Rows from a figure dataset
--------
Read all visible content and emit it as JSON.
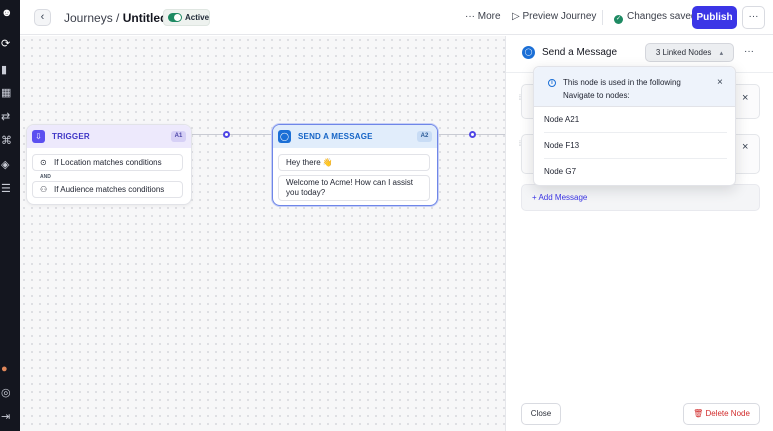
{
  "rail": {
    "icons": [
      "logo-icon",
      "journeys-icon",
      "analytics-icon",
      "apps-icon",
      "flows-icon",
      "connections-icon",
      "layers-icon",
      "settings-sliders-icon"
    ],
    "bottom_icons": [
      "profile-icon",
      "help-icon",
      "collapse-icon"
    ]
  },
  "header": {
    "back_label": "‹",
    "breadcrumb_parent": "Journeys",
    "breadcrumb_sep": "/",
    "breadcrumb_current": "Untitled",
    "status_label": "Active",
    "more_label": "··· More",
    "preview_label": "▷ Preview Journey",
    "saved_label": "Changes saved",
    "publish_label": "Publish",
    "menu_label": "···",
    "colors": {
      "accent": "#3b35e6",
      "status": "#1e8a63"
    }
  },
  "canvas": {
    "trigger_node": {
      "title": "TRIGGER",
      "tag": "A1",
      "conditions": [
        "If Location matches conditions",
        "If Audience matches conditions"
      ],
      "joiner": "AND"
    },
    "send_node": {
      "title": "SEND A MESSAGE",
      "tag": "A2",
      "messages": [
        "Hey there 👋",
        "Welcome to Acme! How can I assist you today?"
      ]
    }
  },
  "panel": {
    "title": "Send a Message",
    "linked_label": "3 Linked Nodes",
    "linked_caret": "▴",
    "menu_label": "···",
    "add_message_label": "+  Add Message",
    "close_label": "Close",
    "delete_label": "🗑  Delete Node",
    "colors": {
      "danger": "#d12b2b"
    }
  },
  "popover": {
    "info": "This node is used in the following Navigate to nodes:",
    "close_label": "×",
    "items": [
      "Node A21",
      "Node F13",
      "Node G7"
    ]
  }
}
--------
◆ **PROMPT**
Restate each line of the records exactly; pictures do not belong in the copy.

◆ **THE SOLUTION**
Read all visible content and emit it as JSON.
{
  "rail": {
    "icons": [
      "logo-icon",
      "journeys-icon",
      "analytics-icon",
      "apps-icon",
      "flows-icon",
      "connections-icon",
      "layers-icon",
      "settings-sliders-icon"
    ],
    "bottom_icons": [
      "profile-icon",
      "help-icon",
      "collapse-icon"
    ]
  },
  "header": {
    "back_label": "‹",
    "breadcrumb_parent": "Journeys",
    "breadcrumb_sep": "/",
    "breadcrumb_current": "Untitled",
    "status_label": "Active",
    "more_label": "··· More",
    "preview_label": "▷ Preview Journey",
    "saved_label": "Changes saved",
    "publish_label": "Publish",
    "menu_label": "···",
    "colors": {
      "accent": "#3b35e6",
      "status": "#1e8a63"
    }
  },
  "canvas": {
    "trigger_node": {
      "title": "TRIGGER",
      "tag": "A1",
      "conditions": [
        "If Location matches conditions",
        "If Audience matches conditions"
      ],
      "joiner": "AND"
    },
    "send_node": {
      "title": "SEND A MESSAGE",
      "tag": "A2",
      "messages": [
        "Hey there 👋",
        "Welcome to Acme! How can I assist you today?"
      ]
    }
  },
  "panel": {
    "title": "Send a Message",
    "linked_label": "3 Linked Nodes",
    "linked_caret": "▴",
    "menu_label": "···",
    "add_message_label": "+  Add Message",
    "close_label": "Close",
    "delete_label": "🗑  Delete Node",
    "colors": {
      "danger": "#d12b2b"
    }
  },
  "popover": {
    "info": "This node is used in the following Navigate to nodes:",
    "close_label": "×",
    "items": [
      "Node A21",
      "Node F13",
      "Node G7"
    ]
  }
}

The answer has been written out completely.